### [EXERCISE DIRECTIONS]
Extract every line of the material below that contains the string "expression".

### [ENTRIES SUPPLIED]
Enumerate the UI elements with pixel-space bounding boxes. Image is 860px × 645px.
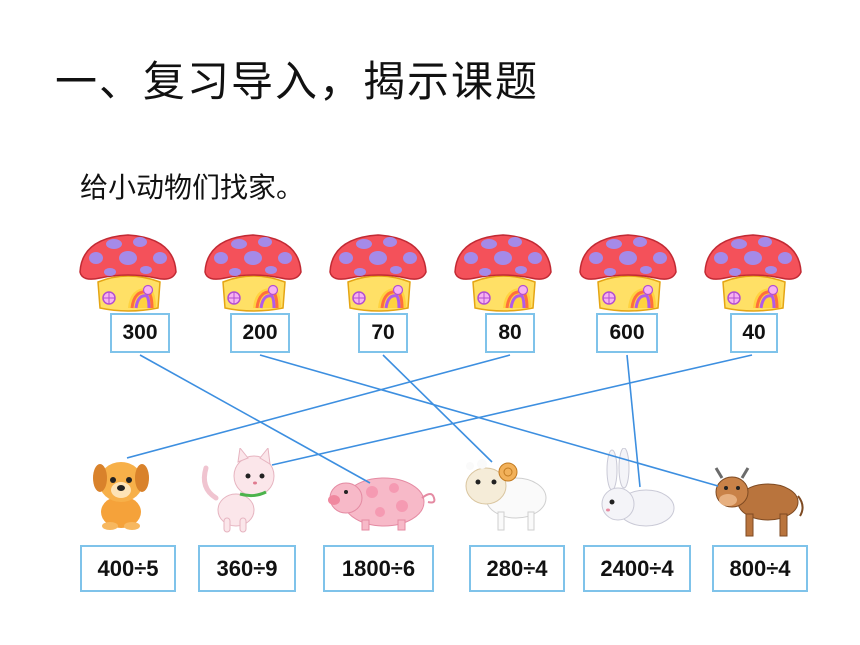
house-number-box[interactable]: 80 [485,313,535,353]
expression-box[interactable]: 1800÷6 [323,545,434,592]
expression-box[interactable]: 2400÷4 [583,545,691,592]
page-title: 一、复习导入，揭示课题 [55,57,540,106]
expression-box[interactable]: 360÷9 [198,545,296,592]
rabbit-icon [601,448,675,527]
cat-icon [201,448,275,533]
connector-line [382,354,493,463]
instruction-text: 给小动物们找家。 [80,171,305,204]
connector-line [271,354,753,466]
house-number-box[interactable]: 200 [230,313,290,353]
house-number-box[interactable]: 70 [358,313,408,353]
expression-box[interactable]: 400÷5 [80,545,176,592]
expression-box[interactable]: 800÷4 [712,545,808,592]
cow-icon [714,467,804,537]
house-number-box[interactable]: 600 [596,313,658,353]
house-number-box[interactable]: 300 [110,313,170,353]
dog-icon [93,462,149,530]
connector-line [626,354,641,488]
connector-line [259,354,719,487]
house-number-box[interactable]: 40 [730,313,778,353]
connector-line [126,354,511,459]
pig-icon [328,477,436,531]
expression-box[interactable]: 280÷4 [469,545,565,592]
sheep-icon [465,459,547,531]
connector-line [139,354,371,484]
---
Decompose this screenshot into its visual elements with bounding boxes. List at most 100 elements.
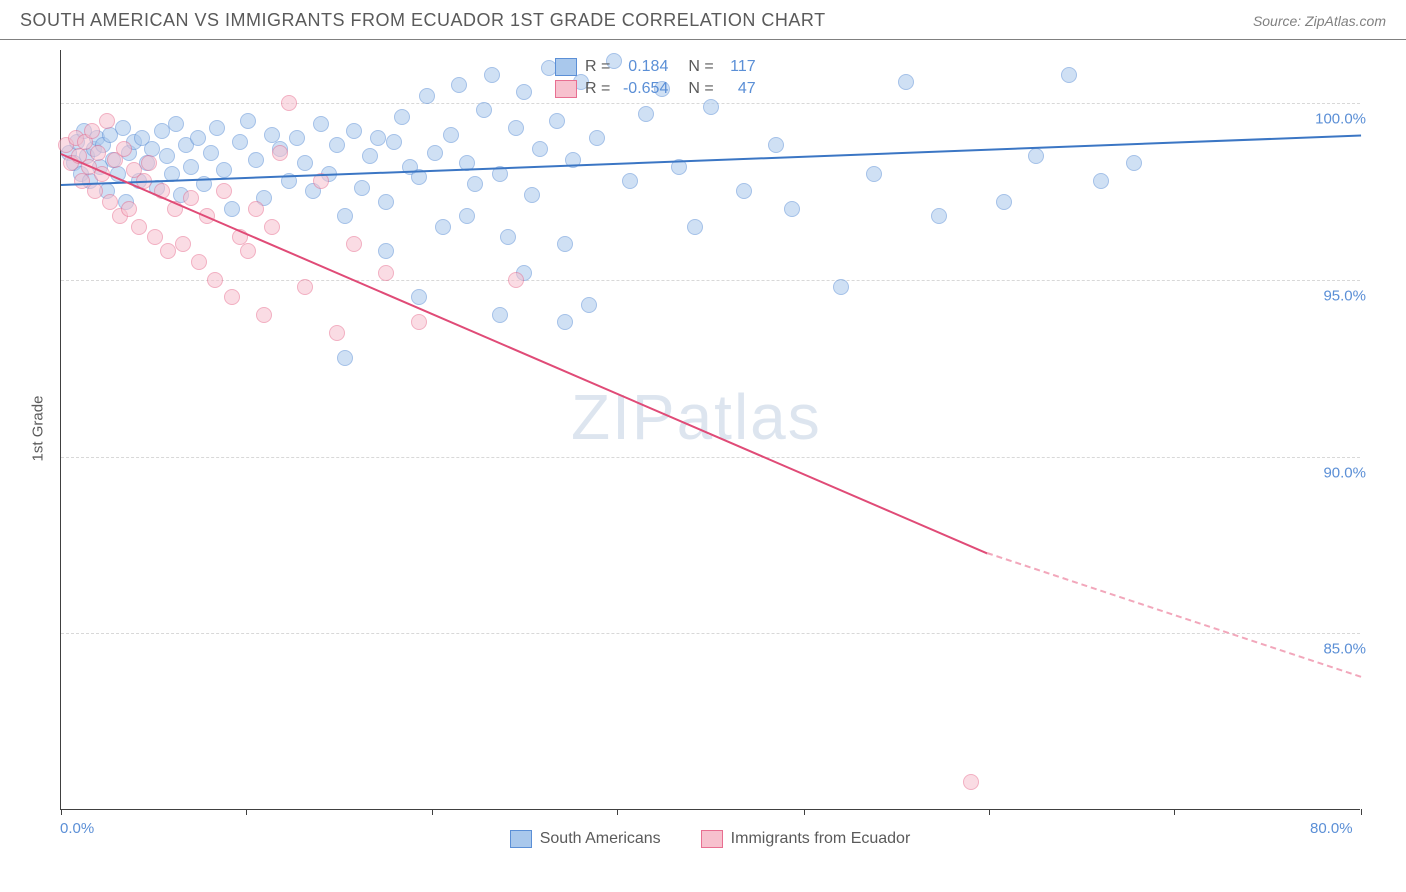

### [OUTPUT]
expression-box[interactable]: 1800÷6 [323,545,434,592]
expression-box[interactable]: 2400÷4 [583,545,691,592]
expression-box[interactable]: 360÷9 [198,545,296,592]
expression-box[interactable]: 400÷5 [80,545,176,592]
expression-box[interactable]: 800÷4 [712,545,808,592]
expression-box[interactable]: 280÷4 [469,545,565,592]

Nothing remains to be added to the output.